Direction:
Go through the records and extract every line with the word "Mathematics".

-------

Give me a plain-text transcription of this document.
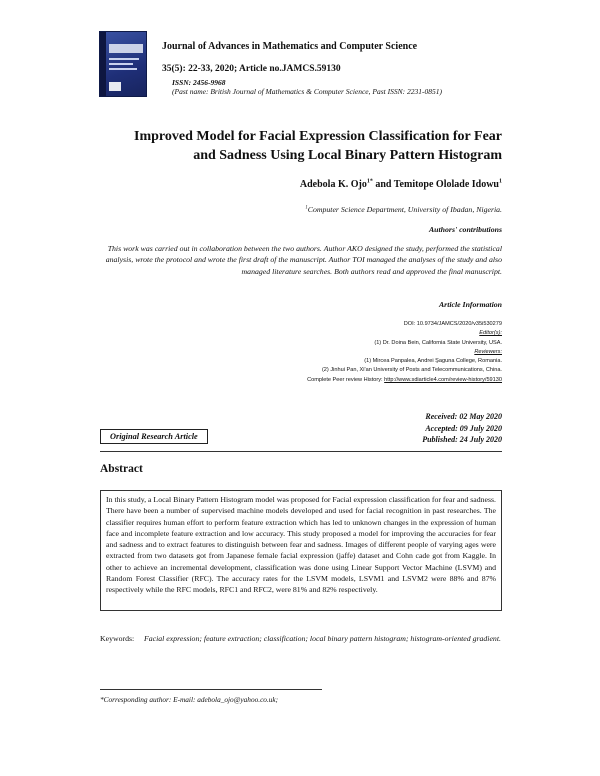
Journal of Advances in Mathematics and Computer Science
35(5): 22-33, 2020; Article no.JAMCS.59130
ISSN: 2456-9968
(Past name: British Journal of Mathematics & Computer Science, Past ISSN: 2231-0851)
Improved Model for Facial Expression Classification for Fear
and Sadness Using Local Binary Pattern Histogram
Adebola K. Ojo$^{1*}$ and Temitope Ololade Idowu$^1$
$^1$Computer Science Department, University of Ibadan, Nigeria.
Authors' contributions
This work was carried out in collaboration between the two authors. Author AKO designed the study, performed the statistical analysis, wrote the protocol and wrote the first draft of the manuscript. Author TOI managed the analyses of the study and also managed literature searches. Both authors read and approved the final manuscript.
Article Information
DOI: 10.9734/JAMCS/2020/v35i530279
Editor(s):
(1) Dr. Doina Bein, California State University, USA.
Reviewers:
(1) Mircea Panpalea, Andrei Şaguna College, Romania.
(2) Jinhui Pan, Xi'an University of Posts and Telecommunications, China.
Complete Peer review History: http://www.sdiarticle4.com/review-history/59130
Received: 02 May 2020
Accepted: 09 July 2020
Published: 24 July 2020
Original Research Article
Abstract
In this study, a Local Binary Pattern Histogram model was proposed for Facial expression classification for fear and sadness. There have been a number of supervised machine models developed and used for facial recognition in past researches. The classifier requires human effort to perform feature extraction which has led to unknown changes in the expression of human face and incomplete feature extraction and low accuracy. This study proposed a model for improving the accuracies for fear and sadness and to extract features to distinguish between fear and sadness. Images of different people of varying ages were extracted from two datasets got from Japanese female facial expression (jaffe) dataset and Cohn cade got from Kaggle. In other to achieve an incremental development, classification was done using Linear Support Vector Machine (LSVM) and Random Forest Classifier (RFC). The accuracy rates for the LSVM models, LSVM1 and LSVM2 were 88% and 87% respectively while the RFC models, RFC1 and RFC2, were 81% and 82% respectively.
Keywords:	Facial expression; feature extraction; classification; local binary pattern histogram; histogram-oriented gradient.
*Corresponding author: E-mail: adebola_ojo@yahoo.co.uk;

-------

Answer in full:
Journal of Advances in Mathematics and Computer Science
(Past name: British Journal of Mathematics & Computer Science, Past ISSN: 2231-0851)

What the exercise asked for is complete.